Exercise aim: Determine which lines of the records include the word "internă", and copy them.

Dataset excerpts:
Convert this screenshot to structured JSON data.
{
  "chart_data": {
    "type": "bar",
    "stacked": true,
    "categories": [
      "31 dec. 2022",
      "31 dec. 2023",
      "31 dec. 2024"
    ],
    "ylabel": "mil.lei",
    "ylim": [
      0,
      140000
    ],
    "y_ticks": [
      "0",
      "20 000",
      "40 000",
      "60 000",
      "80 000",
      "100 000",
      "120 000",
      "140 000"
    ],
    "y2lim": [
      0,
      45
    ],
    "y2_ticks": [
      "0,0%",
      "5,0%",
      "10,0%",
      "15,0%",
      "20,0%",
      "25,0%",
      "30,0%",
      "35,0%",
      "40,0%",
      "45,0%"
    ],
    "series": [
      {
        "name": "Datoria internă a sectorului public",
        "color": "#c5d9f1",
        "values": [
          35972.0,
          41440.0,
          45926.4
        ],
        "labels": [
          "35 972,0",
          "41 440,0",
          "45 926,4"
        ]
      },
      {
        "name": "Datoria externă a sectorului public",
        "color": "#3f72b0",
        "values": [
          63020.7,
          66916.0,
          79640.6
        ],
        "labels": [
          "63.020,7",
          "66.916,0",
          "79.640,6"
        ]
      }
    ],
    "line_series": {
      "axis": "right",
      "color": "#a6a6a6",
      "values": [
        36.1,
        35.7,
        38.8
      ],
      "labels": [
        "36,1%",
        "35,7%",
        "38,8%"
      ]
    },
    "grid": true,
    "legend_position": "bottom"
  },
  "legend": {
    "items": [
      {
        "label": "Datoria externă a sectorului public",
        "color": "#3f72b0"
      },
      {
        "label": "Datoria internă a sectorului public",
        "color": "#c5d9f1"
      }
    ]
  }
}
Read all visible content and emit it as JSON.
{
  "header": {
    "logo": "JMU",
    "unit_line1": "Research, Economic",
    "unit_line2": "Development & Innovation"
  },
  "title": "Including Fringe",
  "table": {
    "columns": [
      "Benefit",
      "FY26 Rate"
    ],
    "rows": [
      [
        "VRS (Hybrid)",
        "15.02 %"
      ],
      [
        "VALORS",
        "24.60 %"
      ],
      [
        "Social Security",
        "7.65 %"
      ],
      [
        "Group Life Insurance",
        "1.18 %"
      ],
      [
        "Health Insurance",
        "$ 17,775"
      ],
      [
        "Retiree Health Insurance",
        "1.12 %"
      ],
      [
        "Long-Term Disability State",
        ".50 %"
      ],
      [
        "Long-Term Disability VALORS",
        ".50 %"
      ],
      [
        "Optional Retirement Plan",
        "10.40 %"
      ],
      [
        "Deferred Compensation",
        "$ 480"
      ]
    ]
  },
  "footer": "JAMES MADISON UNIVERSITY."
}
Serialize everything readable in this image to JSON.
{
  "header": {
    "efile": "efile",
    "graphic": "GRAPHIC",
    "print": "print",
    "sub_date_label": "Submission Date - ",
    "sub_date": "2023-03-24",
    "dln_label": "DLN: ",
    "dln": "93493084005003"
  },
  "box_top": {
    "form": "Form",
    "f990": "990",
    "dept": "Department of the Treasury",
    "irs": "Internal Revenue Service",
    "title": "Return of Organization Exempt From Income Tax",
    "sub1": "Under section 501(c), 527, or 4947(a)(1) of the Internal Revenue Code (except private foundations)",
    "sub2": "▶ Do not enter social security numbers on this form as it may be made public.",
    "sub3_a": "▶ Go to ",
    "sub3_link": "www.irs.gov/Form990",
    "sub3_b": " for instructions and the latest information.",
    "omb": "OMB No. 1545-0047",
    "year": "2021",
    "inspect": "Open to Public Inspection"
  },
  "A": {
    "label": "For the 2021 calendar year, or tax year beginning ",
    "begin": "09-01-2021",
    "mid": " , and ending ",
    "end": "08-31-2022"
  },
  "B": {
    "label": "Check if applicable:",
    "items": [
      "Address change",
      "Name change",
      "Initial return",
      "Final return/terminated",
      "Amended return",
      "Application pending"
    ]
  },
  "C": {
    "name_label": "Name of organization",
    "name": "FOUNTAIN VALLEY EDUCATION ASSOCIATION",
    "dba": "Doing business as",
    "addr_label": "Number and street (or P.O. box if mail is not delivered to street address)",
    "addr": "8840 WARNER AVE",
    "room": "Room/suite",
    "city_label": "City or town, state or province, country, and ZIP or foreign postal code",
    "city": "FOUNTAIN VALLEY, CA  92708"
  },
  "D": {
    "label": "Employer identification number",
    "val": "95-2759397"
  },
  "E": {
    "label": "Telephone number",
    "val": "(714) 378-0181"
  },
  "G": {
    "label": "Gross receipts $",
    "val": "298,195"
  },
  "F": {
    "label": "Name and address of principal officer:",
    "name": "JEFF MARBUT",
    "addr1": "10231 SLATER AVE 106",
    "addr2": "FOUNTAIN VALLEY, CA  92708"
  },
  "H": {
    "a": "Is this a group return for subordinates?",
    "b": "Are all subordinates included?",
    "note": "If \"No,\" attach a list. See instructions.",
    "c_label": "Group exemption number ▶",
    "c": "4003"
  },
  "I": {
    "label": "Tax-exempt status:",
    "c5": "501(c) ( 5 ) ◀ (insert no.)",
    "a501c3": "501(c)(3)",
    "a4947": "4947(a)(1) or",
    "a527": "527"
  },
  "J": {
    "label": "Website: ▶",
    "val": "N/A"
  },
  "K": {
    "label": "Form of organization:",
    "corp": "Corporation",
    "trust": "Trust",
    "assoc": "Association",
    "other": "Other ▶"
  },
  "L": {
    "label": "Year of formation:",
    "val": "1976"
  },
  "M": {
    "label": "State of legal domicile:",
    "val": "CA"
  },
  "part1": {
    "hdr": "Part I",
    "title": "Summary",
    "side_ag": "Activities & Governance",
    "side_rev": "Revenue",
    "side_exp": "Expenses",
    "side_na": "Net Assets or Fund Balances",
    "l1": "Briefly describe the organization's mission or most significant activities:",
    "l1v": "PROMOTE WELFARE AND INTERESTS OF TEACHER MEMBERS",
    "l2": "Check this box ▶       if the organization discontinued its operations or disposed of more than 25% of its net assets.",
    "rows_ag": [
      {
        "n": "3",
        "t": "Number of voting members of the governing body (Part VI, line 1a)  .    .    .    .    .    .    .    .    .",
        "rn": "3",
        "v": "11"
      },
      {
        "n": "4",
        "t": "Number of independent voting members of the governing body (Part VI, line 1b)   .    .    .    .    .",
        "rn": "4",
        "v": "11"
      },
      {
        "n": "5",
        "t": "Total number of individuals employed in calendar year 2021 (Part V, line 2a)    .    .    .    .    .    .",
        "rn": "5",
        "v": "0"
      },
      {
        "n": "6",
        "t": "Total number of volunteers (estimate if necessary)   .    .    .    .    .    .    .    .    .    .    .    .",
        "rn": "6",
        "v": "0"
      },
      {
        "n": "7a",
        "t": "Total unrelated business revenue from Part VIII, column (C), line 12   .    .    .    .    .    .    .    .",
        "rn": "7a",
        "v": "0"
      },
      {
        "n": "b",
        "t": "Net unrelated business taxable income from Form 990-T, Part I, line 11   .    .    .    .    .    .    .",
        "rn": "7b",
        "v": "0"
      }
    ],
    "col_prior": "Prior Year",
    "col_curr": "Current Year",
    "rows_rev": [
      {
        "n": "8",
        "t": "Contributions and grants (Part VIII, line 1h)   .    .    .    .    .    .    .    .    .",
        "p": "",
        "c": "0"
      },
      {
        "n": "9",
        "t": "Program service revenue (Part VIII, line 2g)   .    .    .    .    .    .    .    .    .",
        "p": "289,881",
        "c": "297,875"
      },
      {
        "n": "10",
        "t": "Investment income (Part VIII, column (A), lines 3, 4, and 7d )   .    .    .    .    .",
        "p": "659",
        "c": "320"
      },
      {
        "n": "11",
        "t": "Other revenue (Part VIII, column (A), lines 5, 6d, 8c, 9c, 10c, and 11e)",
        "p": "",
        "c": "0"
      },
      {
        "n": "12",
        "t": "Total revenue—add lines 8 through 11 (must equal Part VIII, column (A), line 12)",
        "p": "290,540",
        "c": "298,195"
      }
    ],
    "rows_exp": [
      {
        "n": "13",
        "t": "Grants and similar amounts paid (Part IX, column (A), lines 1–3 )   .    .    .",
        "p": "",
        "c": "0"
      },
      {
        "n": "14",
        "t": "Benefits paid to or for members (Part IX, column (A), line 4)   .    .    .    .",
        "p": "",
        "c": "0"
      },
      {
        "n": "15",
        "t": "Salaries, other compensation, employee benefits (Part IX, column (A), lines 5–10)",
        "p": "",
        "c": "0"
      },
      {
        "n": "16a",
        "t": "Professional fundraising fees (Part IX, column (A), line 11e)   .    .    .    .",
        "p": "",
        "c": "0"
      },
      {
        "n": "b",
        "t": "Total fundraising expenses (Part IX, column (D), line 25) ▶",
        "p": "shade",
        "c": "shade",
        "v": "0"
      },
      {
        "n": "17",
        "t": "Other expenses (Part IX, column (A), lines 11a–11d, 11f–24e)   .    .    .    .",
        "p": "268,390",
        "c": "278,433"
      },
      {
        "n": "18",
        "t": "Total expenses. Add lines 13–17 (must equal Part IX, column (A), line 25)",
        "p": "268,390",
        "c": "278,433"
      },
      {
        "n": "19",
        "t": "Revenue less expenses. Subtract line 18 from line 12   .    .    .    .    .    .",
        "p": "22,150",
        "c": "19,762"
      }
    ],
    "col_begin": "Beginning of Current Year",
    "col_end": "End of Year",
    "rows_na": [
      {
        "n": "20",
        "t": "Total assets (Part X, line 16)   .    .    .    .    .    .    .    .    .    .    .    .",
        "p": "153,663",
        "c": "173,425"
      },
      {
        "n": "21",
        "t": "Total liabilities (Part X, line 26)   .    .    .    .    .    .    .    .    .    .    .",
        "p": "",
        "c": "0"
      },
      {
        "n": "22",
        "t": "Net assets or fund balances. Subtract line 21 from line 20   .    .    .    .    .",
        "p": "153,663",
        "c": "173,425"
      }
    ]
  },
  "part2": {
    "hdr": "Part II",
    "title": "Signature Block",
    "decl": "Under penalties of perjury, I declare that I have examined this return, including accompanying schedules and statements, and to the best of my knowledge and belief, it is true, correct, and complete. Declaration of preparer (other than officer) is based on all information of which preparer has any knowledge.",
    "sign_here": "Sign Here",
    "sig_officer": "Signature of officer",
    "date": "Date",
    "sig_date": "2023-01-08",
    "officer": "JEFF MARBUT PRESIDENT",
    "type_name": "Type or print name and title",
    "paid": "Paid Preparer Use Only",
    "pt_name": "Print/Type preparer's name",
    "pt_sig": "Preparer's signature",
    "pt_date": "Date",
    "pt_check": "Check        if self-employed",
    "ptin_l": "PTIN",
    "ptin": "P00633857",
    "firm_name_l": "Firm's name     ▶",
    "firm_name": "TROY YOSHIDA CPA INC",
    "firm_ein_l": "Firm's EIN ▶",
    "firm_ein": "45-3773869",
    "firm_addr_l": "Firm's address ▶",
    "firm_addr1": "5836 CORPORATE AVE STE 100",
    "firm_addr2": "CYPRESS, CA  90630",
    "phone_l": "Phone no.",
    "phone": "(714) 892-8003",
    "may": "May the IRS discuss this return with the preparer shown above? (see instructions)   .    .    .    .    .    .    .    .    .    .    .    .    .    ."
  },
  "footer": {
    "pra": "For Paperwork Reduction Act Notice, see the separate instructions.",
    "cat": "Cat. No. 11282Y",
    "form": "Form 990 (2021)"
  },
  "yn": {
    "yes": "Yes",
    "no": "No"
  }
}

Worked answer:
        "name": "Datoria internă a sectorului public",
        "label": "Datoria internă a sectorului public",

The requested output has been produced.